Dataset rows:
========

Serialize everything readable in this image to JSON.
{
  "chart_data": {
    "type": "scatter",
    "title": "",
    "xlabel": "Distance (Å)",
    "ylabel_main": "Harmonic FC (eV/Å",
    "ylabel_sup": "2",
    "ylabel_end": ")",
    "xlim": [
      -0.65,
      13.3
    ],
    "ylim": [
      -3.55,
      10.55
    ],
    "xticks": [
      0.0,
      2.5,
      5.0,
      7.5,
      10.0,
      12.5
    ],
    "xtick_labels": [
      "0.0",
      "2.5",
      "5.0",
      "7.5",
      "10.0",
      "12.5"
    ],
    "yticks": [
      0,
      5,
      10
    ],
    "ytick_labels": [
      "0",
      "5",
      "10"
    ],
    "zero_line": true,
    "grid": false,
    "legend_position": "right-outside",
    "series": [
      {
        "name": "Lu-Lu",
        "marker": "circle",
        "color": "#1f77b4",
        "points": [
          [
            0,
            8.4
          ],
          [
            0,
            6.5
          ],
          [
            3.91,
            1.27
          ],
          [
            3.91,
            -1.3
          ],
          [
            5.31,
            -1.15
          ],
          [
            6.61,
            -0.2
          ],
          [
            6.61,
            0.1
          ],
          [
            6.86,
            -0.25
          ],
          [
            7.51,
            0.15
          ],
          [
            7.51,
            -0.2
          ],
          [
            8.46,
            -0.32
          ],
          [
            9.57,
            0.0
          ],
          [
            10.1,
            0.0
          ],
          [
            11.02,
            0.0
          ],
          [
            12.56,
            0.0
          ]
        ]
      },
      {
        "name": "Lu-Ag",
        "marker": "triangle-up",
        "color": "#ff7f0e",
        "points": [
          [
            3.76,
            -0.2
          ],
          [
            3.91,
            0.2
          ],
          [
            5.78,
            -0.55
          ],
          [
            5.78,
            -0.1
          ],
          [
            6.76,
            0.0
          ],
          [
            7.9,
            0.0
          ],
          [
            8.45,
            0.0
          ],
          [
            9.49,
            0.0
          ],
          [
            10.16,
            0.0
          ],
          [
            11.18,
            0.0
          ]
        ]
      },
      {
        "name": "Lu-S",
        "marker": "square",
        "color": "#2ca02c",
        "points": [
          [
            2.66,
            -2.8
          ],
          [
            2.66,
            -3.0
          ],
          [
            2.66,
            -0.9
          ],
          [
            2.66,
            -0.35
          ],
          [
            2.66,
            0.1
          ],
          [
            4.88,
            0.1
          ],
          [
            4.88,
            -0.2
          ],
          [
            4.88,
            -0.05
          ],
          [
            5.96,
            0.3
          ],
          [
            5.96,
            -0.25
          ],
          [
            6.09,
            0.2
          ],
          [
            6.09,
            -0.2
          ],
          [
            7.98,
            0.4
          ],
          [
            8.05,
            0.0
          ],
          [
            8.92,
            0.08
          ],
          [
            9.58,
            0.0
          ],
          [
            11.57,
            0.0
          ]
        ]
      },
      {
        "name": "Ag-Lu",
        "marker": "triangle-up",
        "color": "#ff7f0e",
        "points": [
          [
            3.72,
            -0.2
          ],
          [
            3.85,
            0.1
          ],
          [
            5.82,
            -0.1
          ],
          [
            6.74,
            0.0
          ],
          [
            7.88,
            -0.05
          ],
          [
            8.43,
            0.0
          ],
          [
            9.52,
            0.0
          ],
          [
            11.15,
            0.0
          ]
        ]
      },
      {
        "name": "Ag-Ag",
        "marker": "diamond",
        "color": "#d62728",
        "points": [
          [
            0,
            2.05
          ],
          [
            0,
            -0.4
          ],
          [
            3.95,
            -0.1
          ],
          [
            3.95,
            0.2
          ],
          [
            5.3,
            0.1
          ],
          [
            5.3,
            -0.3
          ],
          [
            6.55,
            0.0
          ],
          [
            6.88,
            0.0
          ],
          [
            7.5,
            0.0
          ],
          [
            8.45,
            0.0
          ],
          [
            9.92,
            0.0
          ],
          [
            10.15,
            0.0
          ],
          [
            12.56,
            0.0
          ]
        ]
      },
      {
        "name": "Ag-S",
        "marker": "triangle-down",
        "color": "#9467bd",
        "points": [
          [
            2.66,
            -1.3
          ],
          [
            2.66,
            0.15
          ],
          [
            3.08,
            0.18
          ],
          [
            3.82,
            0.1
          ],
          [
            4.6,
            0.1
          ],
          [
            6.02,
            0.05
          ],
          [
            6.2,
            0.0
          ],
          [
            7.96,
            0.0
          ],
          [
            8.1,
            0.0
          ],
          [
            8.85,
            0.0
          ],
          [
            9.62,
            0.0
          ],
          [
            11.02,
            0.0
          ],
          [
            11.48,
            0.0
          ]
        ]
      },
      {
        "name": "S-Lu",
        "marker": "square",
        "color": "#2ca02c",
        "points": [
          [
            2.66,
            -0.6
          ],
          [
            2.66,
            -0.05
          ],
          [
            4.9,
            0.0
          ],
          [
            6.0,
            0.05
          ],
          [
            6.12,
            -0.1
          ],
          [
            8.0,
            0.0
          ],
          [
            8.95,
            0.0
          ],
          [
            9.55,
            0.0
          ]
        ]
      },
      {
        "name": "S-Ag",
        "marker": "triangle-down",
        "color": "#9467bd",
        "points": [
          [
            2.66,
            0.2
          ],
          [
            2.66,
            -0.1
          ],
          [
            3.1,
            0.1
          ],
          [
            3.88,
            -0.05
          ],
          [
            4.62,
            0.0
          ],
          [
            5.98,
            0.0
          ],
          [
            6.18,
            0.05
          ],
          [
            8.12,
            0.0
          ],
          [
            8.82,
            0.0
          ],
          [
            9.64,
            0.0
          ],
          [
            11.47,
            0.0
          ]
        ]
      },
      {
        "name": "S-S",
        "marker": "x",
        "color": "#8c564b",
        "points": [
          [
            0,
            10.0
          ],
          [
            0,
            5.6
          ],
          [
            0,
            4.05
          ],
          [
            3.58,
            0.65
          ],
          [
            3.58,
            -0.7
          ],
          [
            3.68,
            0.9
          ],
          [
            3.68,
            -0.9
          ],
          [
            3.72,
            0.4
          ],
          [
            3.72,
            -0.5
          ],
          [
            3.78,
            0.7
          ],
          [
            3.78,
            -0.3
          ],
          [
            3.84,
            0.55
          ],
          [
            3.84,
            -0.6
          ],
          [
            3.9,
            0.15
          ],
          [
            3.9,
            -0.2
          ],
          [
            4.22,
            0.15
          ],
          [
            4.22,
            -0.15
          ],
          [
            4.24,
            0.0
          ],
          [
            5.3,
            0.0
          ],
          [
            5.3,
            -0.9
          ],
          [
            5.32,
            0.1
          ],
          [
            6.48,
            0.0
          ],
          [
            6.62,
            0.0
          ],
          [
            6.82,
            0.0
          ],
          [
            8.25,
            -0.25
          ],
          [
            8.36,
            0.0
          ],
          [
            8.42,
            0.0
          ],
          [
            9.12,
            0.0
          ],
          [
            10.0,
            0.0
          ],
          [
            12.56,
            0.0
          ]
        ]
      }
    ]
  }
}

========

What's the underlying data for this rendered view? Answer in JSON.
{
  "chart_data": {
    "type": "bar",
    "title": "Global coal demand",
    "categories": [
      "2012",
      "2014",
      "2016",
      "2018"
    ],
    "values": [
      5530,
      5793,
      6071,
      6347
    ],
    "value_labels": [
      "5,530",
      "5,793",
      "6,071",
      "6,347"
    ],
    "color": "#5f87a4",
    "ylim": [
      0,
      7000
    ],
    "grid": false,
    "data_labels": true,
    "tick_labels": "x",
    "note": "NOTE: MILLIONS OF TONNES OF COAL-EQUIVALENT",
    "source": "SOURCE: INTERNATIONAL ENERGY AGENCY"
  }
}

========

* Exercise prompt: Using the entries above, find all lines with "JSON". Copy them.

* Response below:
Serialize everything readable in this image to JSON.
What's the underlying data for this rendered view? Answer in JSON.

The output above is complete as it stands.